Reproduce every entry in the listing without alteration.

#### INPUT DATA:
════════════════════

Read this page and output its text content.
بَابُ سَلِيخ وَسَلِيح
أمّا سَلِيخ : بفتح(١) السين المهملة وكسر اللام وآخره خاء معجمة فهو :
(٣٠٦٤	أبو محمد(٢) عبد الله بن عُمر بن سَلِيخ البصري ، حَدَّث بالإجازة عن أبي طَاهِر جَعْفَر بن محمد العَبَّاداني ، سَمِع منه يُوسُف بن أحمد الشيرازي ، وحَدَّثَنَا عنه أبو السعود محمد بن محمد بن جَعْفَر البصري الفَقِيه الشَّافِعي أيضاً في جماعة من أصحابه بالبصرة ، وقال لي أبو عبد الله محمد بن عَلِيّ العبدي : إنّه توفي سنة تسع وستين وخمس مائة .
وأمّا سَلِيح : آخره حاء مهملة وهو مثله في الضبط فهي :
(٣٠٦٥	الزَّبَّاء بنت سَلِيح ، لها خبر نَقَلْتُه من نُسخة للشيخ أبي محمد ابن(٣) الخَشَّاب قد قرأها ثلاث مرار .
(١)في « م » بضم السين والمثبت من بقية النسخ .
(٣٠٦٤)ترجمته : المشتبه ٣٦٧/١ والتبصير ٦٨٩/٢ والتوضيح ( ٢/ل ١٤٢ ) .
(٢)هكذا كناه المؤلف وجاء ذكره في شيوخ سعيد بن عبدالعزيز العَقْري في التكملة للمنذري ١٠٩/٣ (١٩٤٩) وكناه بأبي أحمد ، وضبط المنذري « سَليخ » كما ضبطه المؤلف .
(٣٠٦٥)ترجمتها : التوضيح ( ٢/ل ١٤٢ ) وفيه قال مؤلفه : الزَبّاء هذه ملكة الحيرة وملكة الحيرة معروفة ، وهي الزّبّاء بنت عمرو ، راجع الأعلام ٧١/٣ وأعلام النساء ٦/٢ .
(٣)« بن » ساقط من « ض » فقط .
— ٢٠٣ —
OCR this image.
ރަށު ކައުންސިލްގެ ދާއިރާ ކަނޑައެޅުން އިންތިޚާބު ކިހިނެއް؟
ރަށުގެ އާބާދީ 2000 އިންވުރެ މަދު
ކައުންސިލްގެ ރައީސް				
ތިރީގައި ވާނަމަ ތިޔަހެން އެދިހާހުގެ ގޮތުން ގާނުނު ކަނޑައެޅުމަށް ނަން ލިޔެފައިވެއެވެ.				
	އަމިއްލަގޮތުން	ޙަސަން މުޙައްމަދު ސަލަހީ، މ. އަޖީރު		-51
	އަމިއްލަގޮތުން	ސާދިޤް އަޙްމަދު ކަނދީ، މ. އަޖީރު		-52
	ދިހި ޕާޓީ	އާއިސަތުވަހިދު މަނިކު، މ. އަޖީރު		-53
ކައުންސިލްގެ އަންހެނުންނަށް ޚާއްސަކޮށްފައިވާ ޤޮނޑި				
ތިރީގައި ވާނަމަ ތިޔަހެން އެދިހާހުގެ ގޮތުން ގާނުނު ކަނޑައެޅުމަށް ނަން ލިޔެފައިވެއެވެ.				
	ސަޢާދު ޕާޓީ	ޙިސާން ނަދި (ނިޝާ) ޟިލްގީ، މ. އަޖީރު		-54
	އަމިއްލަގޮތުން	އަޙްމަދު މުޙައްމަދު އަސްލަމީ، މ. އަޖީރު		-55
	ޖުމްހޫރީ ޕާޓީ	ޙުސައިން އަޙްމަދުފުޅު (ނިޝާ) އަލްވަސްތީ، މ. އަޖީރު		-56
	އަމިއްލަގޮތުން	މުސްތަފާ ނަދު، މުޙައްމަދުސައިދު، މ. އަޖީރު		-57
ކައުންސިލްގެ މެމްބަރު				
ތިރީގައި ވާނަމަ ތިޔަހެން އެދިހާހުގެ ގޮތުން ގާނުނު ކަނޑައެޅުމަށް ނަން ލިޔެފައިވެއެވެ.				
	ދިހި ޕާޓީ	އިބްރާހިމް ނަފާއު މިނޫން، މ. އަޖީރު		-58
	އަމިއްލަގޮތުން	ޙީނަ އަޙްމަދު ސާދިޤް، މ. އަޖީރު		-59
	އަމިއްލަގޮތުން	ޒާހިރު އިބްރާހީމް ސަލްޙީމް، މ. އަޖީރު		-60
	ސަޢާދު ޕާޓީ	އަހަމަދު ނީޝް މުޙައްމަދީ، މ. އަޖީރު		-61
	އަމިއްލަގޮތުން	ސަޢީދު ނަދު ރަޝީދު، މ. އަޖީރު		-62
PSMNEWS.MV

════════════════════

#### SOLUTION TO THIS TASK:
Read this page and output its text content.
بَابُ سَلِيخ وَسَلِيح
أمّا سَلِيخ : بفتح(١) السين المهملة وكسر اللام وآخره خاء معجمة فهو :
(٣٠٦٤	أبو محمد(٢) عبد الله بن عُمر بن سَلِيخ البصري ، حَدَّث بالإجازة عن أبي طَاهِر جَعْفَر بن محمد العَبَّاداني ، سَمِع منه يُوسُف بن أحمد الشيرازي ، وحَدَّثَنَا عنه أبو السعود محمد بن محمد بن جَعْفَر البصري الفَقِيه الشَّافِعي أيضاً في جماعة من أصحابه بالبصرة ، وقال لي أبو عبد الله محمد بن عَلِيّ العبدي : إنّه توفي سنة تسع وستين وخمس مائة .
وأمّا سَلِيح : آخره حاء مهملة وهو مثله في الضبط فهي :
(٣٠٦٥	الزَّبَّاء بنت سَلِيح ، لها خبر نَقَلْتُه من نُسخة للشيخ أبي محمد ابن(٣) الخَشَّاب قد قرأها ثلاث مرار .
(١)في « م » بضم السين والمثبت من بقية النسخ .
(٣٠٦٤)ترجمته : المشتبه ٣٦٧/١ والتبصير ٦٨٩/٢ والتوضيح ( ٢/ل ١٤٢ ) .
(٢)هكذا كناه المؤلف وجاء ذكره في شيوخ سعيد بن عبدالعزيز العَقْري في التكملة للمنذري ١٠٩/٣ (١٩٤٩) وكناه بأبي أحمد ، وضبط المنذري « سَليخ » كما ضبطه المؤلف .
(٣٠٦٥)ترجمتها : التوضيح ( ٢/ل ١٤٢ ) وفيه قال مؤلفه : الزَبّاء هذه ملكة الحيرة وملكة الحيرة معروفة ، وهي الزّبّاء بنت عمرو ، راجع الأعلام ٧١/٣ وأعلام النساء ٦/٢ .
(٣)« بن » ساقط من « ض » فقط .
— ٢٠٣ —
OCR this image.
ރަށު ކައުންސިލްގެ ދާއިރާ ކަނޑައެޅުން އިންތިޚާބު ކިހިނެއް؟
ރަށުގެ އާބާދީ 2000 އިންވުރެ މަދު
ކައުންސިލްގެ ރައީސް				
ތިރީގައި ވާނަމަ ތިޔަހެން އެދިހާހުގެ ގޮތުން ގާނުނު ކަނޑައެޅުމަށް ނަން ލިޔެފައިވެއެވެ.				
	އަމިއްލަގޮތުން	ޙަސަން މުޙައްމަދު ސަލަހީ، މ. އަޖީރު		-51
	އަމިއްލަގޮތުން	ސާދިޤް އަޙްމަދު ކަނދީ، މ. އަޖީރު		-52
	ދިހި ޕާޓީ	އާއިސަތުވަހިދު މަނިކު، މ. އަޖީރު		-53
ކައުންސިލްގެ އަންހެނުންނަށް ޚާއްސަކޮށްފައިވާ ޤޮނޑި				
ތިރީގައި ވާނަމަ ތިޔަހެން އެދިހާހުގެ ގޮތުން ގާނުނު ކަނޑައެޅުމަށް ނަން ލިޔެފައިވެއެވެ.				
	ސަޢާދު ޕާޓީ	ޙިސާން ނަދި (ނިޝާ) ޟިލްގީ، މ. އަޖީރު		-54
	އަމިއްލަގޮތުން	އަޙްމަދު މުޙައްމަދު އަސްލަމީ، މ. އަޖީރު		-55
	ޖުމްހޫރީ ޕާޓީ	ޙުސައިން އަޙްމަދުފުޅު (ނިޝާ) އަލްވަސްތީ، މ. އަޖީރު		-56
	އަމިއްލަގޮތުން	މުސްތަފާ ނަދު، މުޙައްމަދުސައިދު، މ. އަޖީރު		-57
ކައުންސިލްގެ މެމްބަރު				
ތިރީގައި ވާނަމަ ތިޔަހެން އެދިހާހުގެ ގޮތުން ގާނުނު ކަނޑައެޅުމަށް ނަން ލިޔެފައިވެއެވެ.				
	ދިހި ޕާޓީ	އިބްރާހިމް ނަފާއު މިނޫން، މ. އަޖީރު		-58
	އަމިއްލަގޮތުން	ޙީނަ އަޙްމަދު ސާދިޤް، މ. އަޖީރު		-59
	އަމިއްލަގޮތުން	ޒާހިރު އިބްރާހީމް ސަލްޙީމް، މ. އަޖީރު		-60
	ސަޢާދު ޕާޓީ	އަހަމަދު ނީޝް މުޙައްމަދީ، މ. އަޖީރު		-61
	އަމިއްލަގޮތުން	ސަޢީދު ނަދު ރަޝީދު، މ. އަޖީރު		-62
PSMNEWS.MV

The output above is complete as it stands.